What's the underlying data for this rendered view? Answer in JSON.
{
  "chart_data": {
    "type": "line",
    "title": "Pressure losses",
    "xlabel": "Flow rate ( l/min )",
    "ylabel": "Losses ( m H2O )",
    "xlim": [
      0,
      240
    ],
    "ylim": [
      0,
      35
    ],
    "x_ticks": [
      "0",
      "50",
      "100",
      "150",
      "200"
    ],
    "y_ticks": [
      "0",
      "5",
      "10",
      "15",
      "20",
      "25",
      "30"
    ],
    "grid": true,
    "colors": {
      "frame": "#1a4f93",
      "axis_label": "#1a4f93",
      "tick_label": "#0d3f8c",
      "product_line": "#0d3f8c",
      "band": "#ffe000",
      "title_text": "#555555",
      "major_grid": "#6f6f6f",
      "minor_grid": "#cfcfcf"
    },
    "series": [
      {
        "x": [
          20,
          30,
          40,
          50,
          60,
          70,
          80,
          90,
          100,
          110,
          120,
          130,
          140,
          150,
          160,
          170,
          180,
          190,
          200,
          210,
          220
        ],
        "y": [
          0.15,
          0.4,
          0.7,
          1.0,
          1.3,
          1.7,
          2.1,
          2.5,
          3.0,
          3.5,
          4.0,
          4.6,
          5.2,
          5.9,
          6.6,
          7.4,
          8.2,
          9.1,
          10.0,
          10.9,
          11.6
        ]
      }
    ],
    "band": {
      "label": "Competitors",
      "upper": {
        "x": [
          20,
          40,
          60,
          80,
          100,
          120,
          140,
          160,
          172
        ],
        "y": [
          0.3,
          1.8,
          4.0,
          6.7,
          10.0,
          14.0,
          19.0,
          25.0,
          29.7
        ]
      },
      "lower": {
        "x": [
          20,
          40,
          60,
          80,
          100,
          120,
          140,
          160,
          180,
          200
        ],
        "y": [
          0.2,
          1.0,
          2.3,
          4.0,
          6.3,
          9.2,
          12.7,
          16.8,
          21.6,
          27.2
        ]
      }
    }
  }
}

□ □ □ □ □

Write out every record shown above, word for word.

*Worked answer:*
What's the underlying data for this rendered view? Answer in JSON.
{
  "chart_data": {
    "type": "line",
    "title": "Pressure losses",
    "xlabel": "Flow rate ( l/min )",
    "ylabel": "Losses ( m H2O )",
    "xlim": [
      0,
      240
    ],
    "ylim": [
      0,
      35
    ],
    "x_ticks": [
      "0",
      "50",
      "100",
      "150",
      "200"
    ],
    "y_ticks": [
      "0",
      "5",
      "10",
      "15",
      "20",
      "25",
      "30"
    ],
    "grid": true,
    "colors": {
      "frame": "#1a4f93",
      "axis_label": "#1a4f93",
      "tick_label": "#0d3f8c",
      "product_line": "#0d3f8c",
      "band": "#ffe000",
      "title_text": "#555555",
      "major_grid": "#6f6f6f",
      "minor_grid": "#cfcfcf"
    },
    "series": [
      {
        "x": [
          20,
          30,
          40,
          50,
          60,
          70,
          80,
          90,
          100,
          110,
          120,
          130,
          140,
          150,
          160,
          170,
          180,
          190,
          200,
          210,
          220
        ],
        "y": [
          0.15,
          0.4,
          0.7,
          1.0,
          1.3,
          1.7,
          2.1,
          2.5,
          3.0,
          3.5,
          4.0,
          4.6,
          5.2,
          5.9,
          6.6,
          7.4,
          8.2,
          9.1,
          10.0,
          10.9,
          11.6
        ]
      }
    ],
    "band": {
      "label": "Competitors",
      "upper": {
        "x": [
          20,
          40,
          60,
          80,
          100,
          120,
          140,
          160,
          172
        ],
        "y": [
          0.3,
          1.8,
          4.0,
          6.7,
          10.0,
          14.0,
          19.0,
          25.0,
          29.7
        ]
      },
      "lower": {
        "x": [
          20,
          40,
          60,
          80,
          100,
          120,
          140,
          160,
          180,
          200
        ],
        "y": [
          0.2,
          1.0,
          2.3,
          4.0,
          6.3,
          9.2,
          12.7,
          16.8,
          21.6,
          27.2
        ]
      }
    }
  }
}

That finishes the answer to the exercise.